Stored records:
· · ·

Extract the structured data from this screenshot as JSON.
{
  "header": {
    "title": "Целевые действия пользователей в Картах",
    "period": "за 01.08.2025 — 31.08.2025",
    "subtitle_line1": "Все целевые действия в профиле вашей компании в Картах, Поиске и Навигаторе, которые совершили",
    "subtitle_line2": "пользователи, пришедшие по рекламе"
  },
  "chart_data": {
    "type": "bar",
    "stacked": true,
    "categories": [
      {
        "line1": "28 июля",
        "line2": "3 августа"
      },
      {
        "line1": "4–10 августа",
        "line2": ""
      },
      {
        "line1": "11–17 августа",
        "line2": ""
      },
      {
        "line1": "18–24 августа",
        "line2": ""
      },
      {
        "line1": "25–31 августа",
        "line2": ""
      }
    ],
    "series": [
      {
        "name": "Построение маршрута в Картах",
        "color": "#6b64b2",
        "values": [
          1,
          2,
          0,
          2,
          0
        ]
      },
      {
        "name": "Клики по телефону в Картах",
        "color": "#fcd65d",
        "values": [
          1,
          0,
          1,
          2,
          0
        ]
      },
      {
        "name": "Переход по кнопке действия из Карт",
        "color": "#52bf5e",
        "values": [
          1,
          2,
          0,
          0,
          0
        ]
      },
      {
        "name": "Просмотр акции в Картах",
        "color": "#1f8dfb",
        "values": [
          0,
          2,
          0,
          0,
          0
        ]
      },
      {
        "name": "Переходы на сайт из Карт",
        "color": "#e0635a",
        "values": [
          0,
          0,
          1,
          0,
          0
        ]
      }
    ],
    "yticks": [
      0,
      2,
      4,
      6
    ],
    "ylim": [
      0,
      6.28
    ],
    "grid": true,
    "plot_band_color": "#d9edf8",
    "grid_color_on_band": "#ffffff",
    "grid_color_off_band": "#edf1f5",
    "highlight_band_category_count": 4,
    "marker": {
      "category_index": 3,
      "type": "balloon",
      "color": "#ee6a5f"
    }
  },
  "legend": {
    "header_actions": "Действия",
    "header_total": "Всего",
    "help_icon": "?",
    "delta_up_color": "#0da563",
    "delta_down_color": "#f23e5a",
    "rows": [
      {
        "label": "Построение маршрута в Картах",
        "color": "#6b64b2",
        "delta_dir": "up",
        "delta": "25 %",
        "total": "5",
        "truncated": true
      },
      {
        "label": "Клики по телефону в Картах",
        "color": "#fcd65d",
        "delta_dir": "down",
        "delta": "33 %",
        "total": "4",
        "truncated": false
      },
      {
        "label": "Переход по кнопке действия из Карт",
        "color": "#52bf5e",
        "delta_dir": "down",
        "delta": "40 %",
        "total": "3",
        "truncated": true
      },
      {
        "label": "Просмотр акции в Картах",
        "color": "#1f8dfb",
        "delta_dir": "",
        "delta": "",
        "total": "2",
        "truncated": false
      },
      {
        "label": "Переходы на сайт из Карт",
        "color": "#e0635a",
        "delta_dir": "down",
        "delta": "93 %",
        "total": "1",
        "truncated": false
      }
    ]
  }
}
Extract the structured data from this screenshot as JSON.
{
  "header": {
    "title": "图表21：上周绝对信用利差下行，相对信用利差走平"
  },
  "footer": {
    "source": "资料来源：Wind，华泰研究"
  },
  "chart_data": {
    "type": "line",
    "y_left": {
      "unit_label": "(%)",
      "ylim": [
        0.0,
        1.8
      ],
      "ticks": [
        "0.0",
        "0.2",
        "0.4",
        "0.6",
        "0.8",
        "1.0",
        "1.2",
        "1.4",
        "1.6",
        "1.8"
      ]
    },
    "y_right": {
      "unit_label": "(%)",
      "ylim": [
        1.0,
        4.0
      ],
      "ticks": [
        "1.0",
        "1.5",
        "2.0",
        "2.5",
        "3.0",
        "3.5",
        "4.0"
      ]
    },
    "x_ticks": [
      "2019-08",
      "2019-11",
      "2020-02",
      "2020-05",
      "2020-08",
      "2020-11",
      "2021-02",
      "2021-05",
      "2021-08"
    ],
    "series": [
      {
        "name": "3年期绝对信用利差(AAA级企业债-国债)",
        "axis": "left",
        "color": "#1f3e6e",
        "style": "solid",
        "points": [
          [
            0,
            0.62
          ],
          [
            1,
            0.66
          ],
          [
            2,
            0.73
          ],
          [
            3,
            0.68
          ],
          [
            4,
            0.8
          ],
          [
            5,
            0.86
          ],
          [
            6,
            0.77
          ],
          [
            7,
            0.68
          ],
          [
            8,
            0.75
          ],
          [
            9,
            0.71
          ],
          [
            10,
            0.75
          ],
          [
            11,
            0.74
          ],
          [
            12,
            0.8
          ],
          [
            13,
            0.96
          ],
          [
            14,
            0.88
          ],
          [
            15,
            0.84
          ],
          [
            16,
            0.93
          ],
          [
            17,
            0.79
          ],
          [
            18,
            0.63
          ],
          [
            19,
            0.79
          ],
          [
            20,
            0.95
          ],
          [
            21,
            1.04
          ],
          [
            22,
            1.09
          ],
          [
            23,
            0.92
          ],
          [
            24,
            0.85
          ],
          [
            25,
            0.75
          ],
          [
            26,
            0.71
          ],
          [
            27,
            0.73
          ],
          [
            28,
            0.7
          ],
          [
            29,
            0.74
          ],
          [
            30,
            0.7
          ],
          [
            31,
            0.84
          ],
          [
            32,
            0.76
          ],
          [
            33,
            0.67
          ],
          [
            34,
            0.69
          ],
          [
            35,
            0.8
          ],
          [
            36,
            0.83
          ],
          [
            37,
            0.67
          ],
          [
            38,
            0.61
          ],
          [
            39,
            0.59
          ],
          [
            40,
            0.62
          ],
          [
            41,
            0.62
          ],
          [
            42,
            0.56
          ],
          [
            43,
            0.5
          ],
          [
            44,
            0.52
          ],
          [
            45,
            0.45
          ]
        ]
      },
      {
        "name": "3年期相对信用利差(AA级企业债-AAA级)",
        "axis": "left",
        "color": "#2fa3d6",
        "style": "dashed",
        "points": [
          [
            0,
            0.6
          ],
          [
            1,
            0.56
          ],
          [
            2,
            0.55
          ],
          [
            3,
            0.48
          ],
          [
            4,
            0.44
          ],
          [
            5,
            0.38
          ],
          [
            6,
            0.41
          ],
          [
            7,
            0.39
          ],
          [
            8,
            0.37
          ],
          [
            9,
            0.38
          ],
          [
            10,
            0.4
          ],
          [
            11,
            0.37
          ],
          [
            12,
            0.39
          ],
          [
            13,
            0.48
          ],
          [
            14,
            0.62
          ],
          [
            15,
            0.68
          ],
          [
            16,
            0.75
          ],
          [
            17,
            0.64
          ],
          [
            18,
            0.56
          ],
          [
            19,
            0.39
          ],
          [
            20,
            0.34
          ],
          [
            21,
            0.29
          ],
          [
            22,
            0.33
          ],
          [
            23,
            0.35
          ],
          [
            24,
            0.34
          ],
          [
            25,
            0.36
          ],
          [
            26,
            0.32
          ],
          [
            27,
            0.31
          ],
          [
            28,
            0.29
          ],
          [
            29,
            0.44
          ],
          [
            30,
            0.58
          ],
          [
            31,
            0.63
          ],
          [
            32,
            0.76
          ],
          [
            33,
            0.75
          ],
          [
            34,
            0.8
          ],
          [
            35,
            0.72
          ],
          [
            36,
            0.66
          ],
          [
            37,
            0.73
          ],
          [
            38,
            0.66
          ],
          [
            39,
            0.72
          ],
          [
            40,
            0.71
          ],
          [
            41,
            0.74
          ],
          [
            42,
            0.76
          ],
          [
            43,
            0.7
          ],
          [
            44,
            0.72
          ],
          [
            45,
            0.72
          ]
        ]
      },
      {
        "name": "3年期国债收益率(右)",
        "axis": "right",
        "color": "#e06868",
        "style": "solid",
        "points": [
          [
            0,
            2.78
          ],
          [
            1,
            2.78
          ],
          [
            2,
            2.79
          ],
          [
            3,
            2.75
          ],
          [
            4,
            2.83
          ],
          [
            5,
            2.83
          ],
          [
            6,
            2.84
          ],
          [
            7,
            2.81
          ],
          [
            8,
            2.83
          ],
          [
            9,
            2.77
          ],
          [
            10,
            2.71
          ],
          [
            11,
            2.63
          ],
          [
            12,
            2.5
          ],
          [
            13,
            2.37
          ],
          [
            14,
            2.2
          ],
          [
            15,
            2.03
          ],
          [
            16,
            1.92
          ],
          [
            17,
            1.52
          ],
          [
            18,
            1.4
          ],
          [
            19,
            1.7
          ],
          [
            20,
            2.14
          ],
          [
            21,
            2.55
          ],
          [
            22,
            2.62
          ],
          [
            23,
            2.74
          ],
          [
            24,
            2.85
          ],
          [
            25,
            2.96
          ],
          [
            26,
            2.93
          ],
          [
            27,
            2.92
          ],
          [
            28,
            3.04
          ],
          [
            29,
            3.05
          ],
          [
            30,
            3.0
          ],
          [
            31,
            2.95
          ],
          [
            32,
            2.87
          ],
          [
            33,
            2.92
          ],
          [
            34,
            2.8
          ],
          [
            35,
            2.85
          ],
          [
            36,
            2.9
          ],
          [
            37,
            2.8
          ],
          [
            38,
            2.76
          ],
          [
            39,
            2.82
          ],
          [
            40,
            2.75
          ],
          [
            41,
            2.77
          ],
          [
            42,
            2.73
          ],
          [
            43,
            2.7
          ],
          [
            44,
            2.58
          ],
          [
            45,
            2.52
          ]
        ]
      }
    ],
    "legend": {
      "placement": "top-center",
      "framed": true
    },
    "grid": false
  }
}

· · ·

**Goal of the exercise**:
State how many lines of the listing above include the word "маршрута". Give nothing but the number.

**Right answer**:
2